▶ **Description of the task**
Print the entire listing. Each line must match the original exactly.

▶ **Entries**

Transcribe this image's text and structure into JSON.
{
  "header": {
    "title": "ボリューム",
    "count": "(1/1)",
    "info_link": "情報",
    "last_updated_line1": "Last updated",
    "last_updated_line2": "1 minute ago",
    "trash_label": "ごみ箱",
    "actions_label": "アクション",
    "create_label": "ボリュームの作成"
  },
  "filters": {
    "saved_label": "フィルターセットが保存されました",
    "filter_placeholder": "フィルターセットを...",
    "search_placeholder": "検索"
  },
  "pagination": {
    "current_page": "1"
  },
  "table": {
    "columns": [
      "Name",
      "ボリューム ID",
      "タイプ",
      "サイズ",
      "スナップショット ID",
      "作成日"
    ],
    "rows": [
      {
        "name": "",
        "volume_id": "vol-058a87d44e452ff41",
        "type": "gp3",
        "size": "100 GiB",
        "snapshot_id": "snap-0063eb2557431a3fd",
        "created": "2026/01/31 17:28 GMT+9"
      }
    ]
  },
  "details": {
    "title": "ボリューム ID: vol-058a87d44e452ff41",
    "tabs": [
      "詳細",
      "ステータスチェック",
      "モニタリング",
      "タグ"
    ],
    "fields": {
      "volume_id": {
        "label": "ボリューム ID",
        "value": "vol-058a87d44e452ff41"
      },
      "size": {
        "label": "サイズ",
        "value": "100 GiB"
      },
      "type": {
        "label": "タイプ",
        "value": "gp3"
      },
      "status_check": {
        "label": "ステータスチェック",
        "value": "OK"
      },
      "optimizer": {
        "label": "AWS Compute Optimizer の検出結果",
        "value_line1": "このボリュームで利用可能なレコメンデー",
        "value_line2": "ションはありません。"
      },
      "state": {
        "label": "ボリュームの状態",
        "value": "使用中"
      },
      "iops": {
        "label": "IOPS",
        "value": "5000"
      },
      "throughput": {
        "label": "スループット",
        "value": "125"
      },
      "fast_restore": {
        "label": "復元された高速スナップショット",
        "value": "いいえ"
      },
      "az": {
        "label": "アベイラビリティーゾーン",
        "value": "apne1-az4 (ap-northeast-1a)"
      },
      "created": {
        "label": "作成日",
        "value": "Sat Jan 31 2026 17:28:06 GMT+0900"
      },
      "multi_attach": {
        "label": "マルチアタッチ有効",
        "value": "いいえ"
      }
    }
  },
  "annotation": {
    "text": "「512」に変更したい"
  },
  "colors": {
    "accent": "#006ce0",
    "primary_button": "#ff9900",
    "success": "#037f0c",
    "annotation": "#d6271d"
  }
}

▶ **Final result**
Transcribe this image's text and structure into JSON.
{
  "header": {
    "title": "ボリューム",
    "count": "(1/1)",
    "info_link": "情報",
    "last_updated_line1": "Last updated",
    "last_updated_line2": "1 minute ago",
    "trash_label": "ごみ箱",
    "actions_label": "アクション",
    "create_label": "ボリュームの作成"
  },
  "filters": {
    "saved_label": "フィルターセットが保存されました",
    "filter_placeholder": "フィルターセットを...",
    "search_placeholder": "検索"
  },
  "pagination": {
    "current_page": "1"
  },
  "table": {
    "columns": [
      "Name",
      "ボリューム ID",
      "タイプ",
      "サイズ",
      "スナップショット ID",
      "作成日"
    ],
    "rows": [
      {
        "name": "",
        "volume_id": "vol-058a87d44e452ff41",
        "type": "gp3",
        "size": "100 GiB",
        "snapshot_id": "snap-0063eb2557431a3fd",
        "created": "2026/01/31 17:28 GMT+9"
      }
    ]
  },
  "details": {
    "title": "ボリューム ID: vol-058a87d44e452ff41",
    "tabs": [
      "詳細",
      "ステータスチェック",
      "モニタリング",
      "タグ"
    ],
    "fields": {
      "volume_id": {
        "label": "ボリューム ID",
        "value": "vol-058a87d44e452ff41"
      },
      "size": {
        "label": "サイズ",
        "value": "100 GiB"
      },
      "type": {
        "label": "タイプ",
        "value": "gp3"
      },
      "status_check": {
        "label": "ステータスチェック",
        "value": "OK"
      },
      "optimizer": {
        "label": "AWS Compute Optimizer の検出結果",
        "value_line1": "このボリュームで利用可能なレコメンデー",
        "value_line2": "ションはありません。"
      },
      "state": {
        "label": "ボリュームの状態",
        "value": "使用中"
      },
      "iops": {
        "label": "IOPS",
        "value": "5000"
      },
      "throughput": {
        "label": "スループット",
        "value": "125"
      },
      "fast_restore": {
        "label": "復元された高速スナップショット",
        "value": "いいえ"
      },
      "az": {
        "label": "アベイラビリティーゾーン",
        "value": "apne1-az4 (ap-northeast-1a)"
      },
      "created": {
        "label": "作成日",
        "value": "Sat Jan 31 2026 17:28:06 GMT+0900"
      },
      "multi_attach": {
        "label": "マルチアタッチ有効",
        "value": "いいえ"
      }
    }
  },
  "annotation": {
    "text": "「512」に変更したい"
  },
  "colors": {
    "accent": "#006ce0",
    "primary_button": "#ff9900",
    "success": "#037f0c",
    "annotation": "#d6271d"
  }
}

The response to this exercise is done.